Work out how many lines have "more" in them. Give only that number.

·····

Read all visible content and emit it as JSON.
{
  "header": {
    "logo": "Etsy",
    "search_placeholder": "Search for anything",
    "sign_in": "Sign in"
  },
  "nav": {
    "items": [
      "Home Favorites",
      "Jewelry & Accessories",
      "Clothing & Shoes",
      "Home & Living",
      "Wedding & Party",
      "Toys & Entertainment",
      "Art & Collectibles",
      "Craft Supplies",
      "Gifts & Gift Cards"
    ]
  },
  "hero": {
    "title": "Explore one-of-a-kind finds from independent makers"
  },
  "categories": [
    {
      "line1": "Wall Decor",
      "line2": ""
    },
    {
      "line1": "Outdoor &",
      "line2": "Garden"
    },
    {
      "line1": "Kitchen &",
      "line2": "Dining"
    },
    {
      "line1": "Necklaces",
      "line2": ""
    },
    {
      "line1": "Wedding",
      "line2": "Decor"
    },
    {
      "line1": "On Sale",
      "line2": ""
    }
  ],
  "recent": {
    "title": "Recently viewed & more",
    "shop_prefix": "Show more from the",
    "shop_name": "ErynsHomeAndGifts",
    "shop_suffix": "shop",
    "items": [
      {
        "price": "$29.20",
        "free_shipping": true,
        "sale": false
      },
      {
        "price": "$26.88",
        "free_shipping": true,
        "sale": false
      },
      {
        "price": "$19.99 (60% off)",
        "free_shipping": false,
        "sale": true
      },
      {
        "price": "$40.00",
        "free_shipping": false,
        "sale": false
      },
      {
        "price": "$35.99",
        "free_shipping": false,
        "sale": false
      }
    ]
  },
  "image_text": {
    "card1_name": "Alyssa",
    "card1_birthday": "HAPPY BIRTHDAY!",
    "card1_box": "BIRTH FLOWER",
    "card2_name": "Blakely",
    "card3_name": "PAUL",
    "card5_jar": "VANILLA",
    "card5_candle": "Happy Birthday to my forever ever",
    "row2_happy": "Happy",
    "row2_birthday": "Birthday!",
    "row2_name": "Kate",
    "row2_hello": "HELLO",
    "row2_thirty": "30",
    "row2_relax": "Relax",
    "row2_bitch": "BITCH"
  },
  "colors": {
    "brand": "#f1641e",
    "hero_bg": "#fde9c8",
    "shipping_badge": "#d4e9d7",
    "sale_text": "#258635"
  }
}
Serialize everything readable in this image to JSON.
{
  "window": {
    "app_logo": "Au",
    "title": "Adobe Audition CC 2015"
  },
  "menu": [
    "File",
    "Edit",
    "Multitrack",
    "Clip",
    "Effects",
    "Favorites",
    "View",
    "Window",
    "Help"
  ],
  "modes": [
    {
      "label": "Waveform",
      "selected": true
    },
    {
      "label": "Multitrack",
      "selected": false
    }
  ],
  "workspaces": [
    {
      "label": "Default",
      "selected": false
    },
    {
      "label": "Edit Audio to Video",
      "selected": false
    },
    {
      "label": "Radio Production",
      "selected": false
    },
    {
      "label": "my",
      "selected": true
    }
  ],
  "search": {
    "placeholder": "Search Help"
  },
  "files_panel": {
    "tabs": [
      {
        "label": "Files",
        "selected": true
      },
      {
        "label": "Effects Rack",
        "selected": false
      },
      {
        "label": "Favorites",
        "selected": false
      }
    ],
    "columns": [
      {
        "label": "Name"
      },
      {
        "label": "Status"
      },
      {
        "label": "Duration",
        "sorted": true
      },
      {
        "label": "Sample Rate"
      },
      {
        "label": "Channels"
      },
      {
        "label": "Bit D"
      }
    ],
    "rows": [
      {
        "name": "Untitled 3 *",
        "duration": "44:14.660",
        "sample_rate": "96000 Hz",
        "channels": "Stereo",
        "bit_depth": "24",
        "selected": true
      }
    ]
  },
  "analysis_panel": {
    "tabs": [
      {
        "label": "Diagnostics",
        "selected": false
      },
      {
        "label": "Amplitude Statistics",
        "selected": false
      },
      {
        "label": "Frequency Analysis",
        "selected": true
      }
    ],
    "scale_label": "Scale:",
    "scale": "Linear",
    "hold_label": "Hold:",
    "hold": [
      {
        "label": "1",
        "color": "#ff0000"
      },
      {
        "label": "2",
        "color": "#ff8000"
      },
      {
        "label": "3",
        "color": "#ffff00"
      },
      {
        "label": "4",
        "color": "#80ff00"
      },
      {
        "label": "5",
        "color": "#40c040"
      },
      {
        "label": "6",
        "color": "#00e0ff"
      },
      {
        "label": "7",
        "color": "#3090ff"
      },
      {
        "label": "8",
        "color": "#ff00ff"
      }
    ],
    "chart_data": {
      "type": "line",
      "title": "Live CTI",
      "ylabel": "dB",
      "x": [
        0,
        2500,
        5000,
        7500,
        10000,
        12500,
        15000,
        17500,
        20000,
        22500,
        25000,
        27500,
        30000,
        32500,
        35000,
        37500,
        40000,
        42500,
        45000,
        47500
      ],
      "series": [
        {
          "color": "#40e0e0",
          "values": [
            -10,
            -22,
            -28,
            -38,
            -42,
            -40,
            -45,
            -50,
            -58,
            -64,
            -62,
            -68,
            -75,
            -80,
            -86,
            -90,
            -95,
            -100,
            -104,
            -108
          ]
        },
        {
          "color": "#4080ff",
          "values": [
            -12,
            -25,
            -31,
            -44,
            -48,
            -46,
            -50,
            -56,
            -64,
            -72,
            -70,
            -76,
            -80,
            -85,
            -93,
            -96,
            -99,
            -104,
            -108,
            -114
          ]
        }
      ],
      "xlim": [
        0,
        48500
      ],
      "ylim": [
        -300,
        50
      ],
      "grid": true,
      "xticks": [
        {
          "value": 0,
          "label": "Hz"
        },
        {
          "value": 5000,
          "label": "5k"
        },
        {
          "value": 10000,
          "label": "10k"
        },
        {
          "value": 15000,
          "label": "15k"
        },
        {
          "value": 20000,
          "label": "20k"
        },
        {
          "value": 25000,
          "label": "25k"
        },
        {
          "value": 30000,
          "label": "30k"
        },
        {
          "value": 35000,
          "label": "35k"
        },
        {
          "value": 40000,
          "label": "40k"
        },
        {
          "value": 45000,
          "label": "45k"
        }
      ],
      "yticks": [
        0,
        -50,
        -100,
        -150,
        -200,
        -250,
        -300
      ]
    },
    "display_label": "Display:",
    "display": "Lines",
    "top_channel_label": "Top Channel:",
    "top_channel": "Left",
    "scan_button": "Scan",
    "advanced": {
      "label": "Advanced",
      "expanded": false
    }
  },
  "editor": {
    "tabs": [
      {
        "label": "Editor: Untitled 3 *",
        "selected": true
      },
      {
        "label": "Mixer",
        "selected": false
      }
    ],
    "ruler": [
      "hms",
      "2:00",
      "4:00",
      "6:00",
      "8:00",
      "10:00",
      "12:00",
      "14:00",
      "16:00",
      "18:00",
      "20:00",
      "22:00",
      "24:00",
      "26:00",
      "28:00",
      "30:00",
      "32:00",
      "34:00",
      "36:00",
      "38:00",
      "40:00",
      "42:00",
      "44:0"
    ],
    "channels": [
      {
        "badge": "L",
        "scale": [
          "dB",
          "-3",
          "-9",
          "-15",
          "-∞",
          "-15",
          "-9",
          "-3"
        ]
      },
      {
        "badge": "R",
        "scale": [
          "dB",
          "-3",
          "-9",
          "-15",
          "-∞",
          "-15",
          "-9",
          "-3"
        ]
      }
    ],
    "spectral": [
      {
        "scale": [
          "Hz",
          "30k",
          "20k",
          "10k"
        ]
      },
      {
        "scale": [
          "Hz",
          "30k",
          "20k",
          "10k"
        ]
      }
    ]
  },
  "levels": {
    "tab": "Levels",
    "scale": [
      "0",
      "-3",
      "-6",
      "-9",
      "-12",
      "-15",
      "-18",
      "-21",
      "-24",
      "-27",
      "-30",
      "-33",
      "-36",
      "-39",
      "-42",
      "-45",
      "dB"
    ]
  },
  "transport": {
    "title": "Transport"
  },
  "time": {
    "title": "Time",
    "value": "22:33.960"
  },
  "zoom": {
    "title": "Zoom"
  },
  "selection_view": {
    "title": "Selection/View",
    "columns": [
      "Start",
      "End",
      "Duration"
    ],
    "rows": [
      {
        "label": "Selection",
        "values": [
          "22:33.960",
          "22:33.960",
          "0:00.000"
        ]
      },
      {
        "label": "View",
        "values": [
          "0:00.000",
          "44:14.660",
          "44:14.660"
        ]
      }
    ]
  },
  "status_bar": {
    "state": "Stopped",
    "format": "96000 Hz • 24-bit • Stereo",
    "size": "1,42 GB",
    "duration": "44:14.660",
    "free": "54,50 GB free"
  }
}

·····

§ Written answer
2